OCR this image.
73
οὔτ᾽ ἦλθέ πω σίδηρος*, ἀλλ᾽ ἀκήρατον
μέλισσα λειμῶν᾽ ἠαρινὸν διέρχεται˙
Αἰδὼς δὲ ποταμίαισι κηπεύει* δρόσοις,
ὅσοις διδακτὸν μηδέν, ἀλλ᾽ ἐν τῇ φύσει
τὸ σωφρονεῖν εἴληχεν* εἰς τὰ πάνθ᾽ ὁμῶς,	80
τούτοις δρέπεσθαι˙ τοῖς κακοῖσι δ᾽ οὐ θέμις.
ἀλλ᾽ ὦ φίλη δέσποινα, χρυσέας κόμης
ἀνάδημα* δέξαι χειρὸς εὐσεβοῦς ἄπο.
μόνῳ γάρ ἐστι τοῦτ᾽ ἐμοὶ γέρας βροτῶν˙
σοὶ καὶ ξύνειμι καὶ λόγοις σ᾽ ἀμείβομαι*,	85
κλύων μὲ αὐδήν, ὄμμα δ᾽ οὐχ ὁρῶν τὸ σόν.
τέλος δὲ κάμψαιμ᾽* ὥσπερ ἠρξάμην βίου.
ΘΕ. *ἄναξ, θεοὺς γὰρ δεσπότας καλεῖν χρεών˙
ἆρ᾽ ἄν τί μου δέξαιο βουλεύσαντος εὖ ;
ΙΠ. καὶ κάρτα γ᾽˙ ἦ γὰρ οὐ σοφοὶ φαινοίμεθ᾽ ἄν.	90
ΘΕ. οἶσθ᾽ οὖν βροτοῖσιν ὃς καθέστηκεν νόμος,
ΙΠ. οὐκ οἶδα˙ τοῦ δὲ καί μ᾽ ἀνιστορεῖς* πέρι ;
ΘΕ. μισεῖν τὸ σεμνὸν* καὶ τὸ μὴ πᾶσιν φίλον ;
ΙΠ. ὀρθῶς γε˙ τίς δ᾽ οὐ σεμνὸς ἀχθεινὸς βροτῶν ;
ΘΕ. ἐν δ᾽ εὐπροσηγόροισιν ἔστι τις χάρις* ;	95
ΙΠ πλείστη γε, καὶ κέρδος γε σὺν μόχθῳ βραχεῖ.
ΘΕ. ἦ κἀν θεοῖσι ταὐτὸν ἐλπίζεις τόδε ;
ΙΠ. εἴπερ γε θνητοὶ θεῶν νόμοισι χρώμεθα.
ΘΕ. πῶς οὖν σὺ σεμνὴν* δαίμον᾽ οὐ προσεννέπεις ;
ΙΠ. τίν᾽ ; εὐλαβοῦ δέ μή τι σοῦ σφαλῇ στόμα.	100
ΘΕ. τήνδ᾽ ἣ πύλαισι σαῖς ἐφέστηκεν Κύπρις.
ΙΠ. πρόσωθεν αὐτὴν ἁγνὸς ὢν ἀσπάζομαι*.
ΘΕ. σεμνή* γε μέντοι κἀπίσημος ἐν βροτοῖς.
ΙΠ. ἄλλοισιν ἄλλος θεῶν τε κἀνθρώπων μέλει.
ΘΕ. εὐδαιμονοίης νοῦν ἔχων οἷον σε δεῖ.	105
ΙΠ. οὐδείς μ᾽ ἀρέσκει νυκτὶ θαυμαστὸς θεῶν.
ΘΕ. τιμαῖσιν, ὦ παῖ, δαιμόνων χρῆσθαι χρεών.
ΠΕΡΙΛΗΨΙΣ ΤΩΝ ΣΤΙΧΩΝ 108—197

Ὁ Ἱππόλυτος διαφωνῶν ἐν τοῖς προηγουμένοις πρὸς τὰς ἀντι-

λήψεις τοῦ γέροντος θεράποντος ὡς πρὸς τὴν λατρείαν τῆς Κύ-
· · · ·
▶ **What is asked**
Set down all of the data above, word for word.

▶ **Solution to this problem**
OCR this image.
73
οὔτ᾽ ἦλθέ πω σίδηρος*, ἀλλ᾽ ἀκήρατον
μέλισσα λειμῶν᾽ ἠαρινὸν διέρχεται˙
Αἰδὼς δὲ ποταμίαισι κηπεύει* δρόσοις,
ὅσοις διδακτὸν μηδέν, ἀλλ᾽ ἐν τῇ φύσει
τὸ σωφρονεῖν εἴληχεν* εἰς τὰ πάνθ᾽ ὁμῶς,	80
τούτοις δρέπεσθαι˙ τοῖς κακοῖσι δ᾽ οὐ θέμις.
ἀλλ᾽ ὦ φίλη δέσποινα, χρυσέας κόμης
ἀνάδημα* δέξαι χειρὸς εὐσεβοῦς ἄπο.
μόνῳ γάρ ἐστι τοῦτ᾽ ἐμοὶ γέρας βροτῶν˙
σοὶ καὶ ξύνειμι καὶ λόγοις σ᾽ ἀμείβομαι*,	85
κλύων μὲ αὐδήν, ὄμμα δ᾽ οὐχ ὁρῶν τὸ σόν.
τέλος δὲ κάμψαιμ᾽* ὥσπερ ἠρξάμην βίου.
ΘΕ. *ἄναξ, θεοὺς γὰρ δεσπότας καλεῖν χρεών˙
ἆρ᾽ ἄν τί μου δέξαιο βουλεύσαντος εὖ ;
ΙΠ. καὶ κάρτα γ᾽˙ ἦ γὰρ οὐ σοφοὶ φαινοίμεθ᾽ ἄν.	90
ΘΕ. οἶσθ᾽ οὖν βροτοῖσιν ὃς καθέστηκεν νόμος,
ΙΠ. οὐκ οἶδα˙ τοῦ δὲ καί μ᾽ ἀνιστορεῖς* πέρι ;
ΘΕ. μισεῖν τὸ σεμνὸν* καὶ τὸ μὴ πᾶσιν φίλον ;
ΙΠ. ὀρθῶς γε˙ τίς δ᾽ οὐ σεμνὸς ἀχθεινὸς βροτῶν ;
ΘΕ. ἐν δ᾽ εὐπροσηγόροισιν ἔστι τις χάρις* ;	95
ΙΠ πλείστη γε, καὶ κέρδος γε σὺν μόχθῳ βραχεῖ.
ΘΕ. ἦ κἀν θεοῖσι ταὐτὸν ἐλπίζεις τόδε ;
ΙΠ. εἴπερ γε θνητοὶ θεῶν νόμοισι χρώμεθα.
ΘΕ. πῶς οὖν σὺ σεμνὴν* δαίμον᾽ οὐ προσεννέπεις ;
ΙΠ. τίν᾽ ; εὐλαβοῦ δέ μή τι σοῦ σφαλῇ στόμα.	100
ΘΕ. τήνδ᾽ ἣ πύλαισι σαῖς ἐφέστηκεν Κύπρις.
ΙΠ. πρόσωθεν αὐτὴν ἁγνὸς ὢν ἀσπάζομαι*.
ΘΕ. σεμνή* γε μέντοι κἀπίσημος ἐν βροτοῖς.
ΙΠ. ἄλλοισιν ἄλλος θεῶν τε κἀνθρώπων μέλει.
ΘΕ. εὐδαιμονοίης νοῦν ἔχων οἷον σε δεῖ.	105
ΙΠ. οὐδείς μ᾽ ἀρέσκει νυκτὶ θαυμαστὸς θεῶν.
ΘΕ. τιμαῖσιν, ὦ παῖ, δαιμόνων χρῆσθαι χρεών.
ΠΕΡΙΛΗΨΙΣ ΤΩΝ ΣΤΙΧΩΝ 108—197

Ὁ Ἱππόλυτος διαφωνῶν ἐν τοῖς προηγουμένοις πρὸς τὰς ἀντι-

λήψεις τοῦ γέροντος θεράποντος ὡς πρὸς τὴν λατρείαν τῆς Κύ-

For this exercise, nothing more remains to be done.